## Exercise objective
Find every line with the word "screenshot" and give their count, nothing else.

## Figure data in JSON
---+---

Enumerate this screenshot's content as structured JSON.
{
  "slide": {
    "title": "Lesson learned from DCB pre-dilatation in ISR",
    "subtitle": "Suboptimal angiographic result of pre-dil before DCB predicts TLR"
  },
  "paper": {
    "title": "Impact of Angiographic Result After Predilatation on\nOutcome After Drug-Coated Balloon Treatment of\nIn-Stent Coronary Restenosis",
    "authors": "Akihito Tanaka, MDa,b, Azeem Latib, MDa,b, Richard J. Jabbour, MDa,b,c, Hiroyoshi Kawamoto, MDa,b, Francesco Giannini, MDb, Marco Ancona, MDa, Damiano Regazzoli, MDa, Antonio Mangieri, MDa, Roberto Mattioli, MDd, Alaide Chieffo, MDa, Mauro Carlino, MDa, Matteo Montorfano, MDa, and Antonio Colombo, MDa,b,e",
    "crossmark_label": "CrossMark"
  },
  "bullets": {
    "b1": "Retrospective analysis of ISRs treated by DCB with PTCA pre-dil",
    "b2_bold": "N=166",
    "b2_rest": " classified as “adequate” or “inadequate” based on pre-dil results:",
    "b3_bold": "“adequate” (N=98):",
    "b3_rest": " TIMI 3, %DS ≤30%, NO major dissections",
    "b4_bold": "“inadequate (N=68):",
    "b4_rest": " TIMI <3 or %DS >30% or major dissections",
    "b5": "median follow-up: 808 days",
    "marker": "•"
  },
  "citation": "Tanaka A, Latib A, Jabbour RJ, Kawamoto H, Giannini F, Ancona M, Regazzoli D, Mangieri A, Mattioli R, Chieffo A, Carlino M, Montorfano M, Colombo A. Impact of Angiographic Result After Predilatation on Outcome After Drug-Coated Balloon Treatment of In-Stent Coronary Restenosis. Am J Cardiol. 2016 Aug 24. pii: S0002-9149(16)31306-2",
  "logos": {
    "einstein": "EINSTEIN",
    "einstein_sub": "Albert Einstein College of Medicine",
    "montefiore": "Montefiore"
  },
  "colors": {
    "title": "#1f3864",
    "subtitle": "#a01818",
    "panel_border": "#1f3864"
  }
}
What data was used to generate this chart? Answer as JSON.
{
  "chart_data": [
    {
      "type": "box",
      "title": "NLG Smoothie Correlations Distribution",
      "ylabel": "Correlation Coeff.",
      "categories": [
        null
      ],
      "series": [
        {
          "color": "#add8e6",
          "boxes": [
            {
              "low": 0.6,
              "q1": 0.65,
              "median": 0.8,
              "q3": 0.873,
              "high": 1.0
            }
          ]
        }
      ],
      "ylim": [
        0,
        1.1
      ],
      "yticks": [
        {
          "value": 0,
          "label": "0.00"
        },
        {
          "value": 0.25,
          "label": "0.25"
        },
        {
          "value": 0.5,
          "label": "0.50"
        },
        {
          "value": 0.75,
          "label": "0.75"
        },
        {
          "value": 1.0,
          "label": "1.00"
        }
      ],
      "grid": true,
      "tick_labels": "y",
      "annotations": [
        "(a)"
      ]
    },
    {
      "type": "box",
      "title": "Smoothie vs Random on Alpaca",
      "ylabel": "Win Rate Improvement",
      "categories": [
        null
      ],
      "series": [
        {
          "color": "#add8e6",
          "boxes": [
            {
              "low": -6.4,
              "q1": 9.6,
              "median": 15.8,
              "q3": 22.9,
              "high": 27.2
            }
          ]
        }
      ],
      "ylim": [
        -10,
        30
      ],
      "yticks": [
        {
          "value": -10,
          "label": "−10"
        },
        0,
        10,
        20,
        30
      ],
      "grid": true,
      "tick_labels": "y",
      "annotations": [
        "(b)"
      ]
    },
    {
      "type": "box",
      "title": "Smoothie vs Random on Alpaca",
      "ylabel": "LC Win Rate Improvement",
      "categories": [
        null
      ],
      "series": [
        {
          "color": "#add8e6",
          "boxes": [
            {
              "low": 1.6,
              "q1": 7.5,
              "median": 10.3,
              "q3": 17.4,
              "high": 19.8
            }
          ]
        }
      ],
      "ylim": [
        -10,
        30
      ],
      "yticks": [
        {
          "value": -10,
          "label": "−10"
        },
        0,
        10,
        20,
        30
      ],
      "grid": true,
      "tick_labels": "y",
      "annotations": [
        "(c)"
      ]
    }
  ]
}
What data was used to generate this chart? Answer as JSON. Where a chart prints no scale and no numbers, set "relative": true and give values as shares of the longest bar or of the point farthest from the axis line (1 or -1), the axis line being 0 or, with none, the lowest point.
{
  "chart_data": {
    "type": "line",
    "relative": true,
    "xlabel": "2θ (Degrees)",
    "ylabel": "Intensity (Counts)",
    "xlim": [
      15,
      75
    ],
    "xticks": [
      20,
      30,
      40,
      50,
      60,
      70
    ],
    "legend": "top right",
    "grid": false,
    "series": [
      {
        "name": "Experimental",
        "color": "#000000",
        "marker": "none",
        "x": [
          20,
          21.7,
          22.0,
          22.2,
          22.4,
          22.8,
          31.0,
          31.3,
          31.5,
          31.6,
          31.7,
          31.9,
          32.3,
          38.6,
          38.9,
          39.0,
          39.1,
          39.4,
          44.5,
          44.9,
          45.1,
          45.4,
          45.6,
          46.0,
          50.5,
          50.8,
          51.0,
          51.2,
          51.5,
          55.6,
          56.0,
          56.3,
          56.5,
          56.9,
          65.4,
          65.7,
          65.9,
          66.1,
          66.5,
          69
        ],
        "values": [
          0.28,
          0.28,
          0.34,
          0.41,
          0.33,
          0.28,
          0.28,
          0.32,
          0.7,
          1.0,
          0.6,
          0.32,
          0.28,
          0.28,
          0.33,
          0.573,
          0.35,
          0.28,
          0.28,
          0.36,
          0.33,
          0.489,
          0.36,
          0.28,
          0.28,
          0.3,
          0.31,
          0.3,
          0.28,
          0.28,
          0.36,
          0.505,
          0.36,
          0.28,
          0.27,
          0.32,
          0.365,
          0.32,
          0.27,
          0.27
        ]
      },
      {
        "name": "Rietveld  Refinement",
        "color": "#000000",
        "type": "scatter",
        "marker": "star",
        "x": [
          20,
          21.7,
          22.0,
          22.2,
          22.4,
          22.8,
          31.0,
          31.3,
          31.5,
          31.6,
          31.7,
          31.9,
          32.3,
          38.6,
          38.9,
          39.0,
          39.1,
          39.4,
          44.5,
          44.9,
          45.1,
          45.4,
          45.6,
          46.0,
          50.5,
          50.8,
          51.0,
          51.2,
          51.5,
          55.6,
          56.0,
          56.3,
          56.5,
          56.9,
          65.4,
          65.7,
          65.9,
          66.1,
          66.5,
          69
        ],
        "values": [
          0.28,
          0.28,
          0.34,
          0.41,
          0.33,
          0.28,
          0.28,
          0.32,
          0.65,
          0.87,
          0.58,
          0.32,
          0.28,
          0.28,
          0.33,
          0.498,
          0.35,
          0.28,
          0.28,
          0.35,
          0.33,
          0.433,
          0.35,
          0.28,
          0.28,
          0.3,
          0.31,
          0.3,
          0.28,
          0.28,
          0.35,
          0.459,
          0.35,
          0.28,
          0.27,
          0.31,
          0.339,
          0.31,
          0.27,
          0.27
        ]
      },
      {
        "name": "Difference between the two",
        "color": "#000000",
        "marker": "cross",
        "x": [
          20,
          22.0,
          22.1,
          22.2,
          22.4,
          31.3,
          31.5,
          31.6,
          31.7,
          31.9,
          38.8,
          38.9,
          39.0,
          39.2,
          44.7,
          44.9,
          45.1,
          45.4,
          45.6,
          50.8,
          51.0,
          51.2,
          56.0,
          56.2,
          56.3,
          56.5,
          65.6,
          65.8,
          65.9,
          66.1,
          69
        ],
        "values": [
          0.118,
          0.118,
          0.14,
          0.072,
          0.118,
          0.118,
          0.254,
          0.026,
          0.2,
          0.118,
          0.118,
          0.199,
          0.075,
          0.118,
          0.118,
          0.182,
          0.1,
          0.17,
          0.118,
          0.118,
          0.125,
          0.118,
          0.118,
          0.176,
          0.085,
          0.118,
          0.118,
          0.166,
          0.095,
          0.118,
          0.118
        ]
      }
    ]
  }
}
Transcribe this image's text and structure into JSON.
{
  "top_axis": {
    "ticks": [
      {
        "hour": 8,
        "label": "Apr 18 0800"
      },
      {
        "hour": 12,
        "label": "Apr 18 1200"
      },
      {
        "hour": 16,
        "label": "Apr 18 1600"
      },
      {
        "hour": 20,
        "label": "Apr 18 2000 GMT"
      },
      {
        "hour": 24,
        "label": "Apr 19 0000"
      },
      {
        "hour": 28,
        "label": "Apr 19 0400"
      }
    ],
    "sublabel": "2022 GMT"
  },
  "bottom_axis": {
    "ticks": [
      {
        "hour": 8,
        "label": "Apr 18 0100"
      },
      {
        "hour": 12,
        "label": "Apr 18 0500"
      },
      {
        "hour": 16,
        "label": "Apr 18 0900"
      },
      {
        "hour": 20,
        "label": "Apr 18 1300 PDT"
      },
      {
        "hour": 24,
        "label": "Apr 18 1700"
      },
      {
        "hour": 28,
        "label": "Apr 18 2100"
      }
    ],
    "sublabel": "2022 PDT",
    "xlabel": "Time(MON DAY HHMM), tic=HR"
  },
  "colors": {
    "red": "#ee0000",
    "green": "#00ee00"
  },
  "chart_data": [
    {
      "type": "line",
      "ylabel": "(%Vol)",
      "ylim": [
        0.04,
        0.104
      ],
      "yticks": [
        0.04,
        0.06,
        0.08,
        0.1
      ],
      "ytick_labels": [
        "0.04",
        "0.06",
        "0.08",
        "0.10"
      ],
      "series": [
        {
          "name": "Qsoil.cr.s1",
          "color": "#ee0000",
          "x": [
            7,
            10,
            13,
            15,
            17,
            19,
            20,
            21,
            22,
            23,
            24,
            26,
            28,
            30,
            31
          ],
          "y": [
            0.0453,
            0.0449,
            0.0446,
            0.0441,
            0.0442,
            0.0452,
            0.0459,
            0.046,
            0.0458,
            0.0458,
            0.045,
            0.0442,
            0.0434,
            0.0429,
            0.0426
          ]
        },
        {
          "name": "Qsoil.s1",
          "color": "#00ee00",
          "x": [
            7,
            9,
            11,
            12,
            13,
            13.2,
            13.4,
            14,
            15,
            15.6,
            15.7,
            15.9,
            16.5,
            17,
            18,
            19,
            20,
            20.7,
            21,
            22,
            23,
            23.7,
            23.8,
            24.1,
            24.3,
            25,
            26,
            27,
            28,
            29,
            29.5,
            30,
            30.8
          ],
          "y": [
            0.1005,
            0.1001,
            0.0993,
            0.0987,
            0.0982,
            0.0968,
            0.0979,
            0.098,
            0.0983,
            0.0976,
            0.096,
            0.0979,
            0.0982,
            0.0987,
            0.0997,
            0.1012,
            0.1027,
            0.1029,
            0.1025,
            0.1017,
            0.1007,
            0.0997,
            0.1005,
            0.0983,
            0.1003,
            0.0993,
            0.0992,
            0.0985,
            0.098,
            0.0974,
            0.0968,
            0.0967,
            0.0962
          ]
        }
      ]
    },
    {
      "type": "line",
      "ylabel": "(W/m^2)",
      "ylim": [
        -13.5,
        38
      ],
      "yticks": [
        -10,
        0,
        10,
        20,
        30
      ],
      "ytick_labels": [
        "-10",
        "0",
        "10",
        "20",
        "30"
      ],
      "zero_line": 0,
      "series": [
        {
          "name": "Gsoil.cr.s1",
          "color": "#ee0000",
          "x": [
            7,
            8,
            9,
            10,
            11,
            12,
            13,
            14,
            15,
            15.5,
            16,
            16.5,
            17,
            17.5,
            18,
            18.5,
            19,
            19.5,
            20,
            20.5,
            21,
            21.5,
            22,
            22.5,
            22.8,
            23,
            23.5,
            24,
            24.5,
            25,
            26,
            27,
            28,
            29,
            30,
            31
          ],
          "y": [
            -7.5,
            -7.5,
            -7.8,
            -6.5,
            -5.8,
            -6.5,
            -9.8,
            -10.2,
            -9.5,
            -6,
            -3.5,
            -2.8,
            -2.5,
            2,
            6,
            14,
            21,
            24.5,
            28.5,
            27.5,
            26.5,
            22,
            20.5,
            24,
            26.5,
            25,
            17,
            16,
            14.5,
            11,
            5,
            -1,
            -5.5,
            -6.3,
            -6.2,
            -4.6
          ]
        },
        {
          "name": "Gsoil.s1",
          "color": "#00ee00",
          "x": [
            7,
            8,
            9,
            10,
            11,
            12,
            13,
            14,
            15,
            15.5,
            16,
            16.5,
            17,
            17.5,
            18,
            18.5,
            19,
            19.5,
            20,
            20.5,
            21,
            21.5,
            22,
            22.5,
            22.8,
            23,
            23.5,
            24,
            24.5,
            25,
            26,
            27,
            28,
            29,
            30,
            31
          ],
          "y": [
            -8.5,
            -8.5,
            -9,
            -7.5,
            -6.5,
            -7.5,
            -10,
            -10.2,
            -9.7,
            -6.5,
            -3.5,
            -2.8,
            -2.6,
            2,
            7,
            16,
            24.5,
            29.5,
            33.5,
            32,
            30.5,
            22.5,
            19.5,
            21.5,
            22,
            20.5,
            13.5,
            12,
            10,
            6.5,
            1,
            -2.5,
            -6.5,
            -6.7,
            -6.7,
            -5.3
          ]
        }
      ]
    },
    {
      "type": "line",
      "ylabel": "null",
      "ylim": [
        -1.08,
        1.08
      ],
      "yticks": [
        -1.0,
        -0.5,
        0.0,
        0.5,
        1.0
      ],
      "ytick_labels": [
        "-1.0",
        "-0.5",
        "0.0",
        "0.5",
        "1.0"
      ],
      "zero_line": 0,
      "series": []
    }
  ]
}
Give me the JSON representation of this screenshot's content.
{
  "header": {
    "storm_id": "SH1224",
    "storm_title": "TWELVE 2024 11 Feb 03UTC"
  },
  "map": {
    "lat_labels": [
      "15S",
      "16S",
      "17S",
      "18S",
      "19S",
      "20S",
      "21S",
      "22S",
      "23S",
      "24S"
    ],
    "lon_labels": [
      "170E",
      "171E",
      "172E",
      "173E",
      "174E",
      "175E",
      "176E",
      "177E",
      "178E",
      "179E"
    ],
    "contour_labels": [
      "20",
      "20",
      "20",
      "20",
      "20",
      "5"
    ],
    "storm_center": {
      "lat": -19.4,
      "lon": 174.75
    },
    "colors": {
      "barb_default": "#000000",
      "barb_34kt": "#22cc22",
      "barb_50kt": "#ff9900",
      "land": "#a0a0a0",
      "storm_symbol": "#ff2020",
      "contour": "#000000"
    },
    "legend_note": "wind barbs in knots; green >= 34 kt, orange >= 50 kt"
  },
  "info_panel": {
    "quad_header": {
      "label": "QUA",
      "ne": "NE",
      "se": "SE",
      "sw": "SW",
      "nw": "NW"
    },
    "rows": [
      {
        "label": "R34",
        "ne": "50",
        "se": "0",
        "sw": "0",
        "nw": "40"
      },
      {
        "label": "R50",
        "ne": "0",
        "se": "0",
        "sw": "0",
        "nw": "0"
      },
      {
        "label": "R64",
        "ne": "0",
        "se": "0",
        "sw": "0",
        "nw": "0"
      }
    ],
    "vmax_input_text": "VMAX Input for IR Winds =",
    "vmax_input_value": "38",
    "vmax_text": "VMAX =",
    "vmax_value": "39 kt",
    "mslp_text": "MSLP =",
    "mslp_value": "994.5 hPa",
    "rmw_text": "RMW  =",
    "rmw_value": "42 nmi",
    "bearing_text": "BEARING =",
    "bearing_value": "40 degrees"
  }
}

---+---

## Exercise answer
2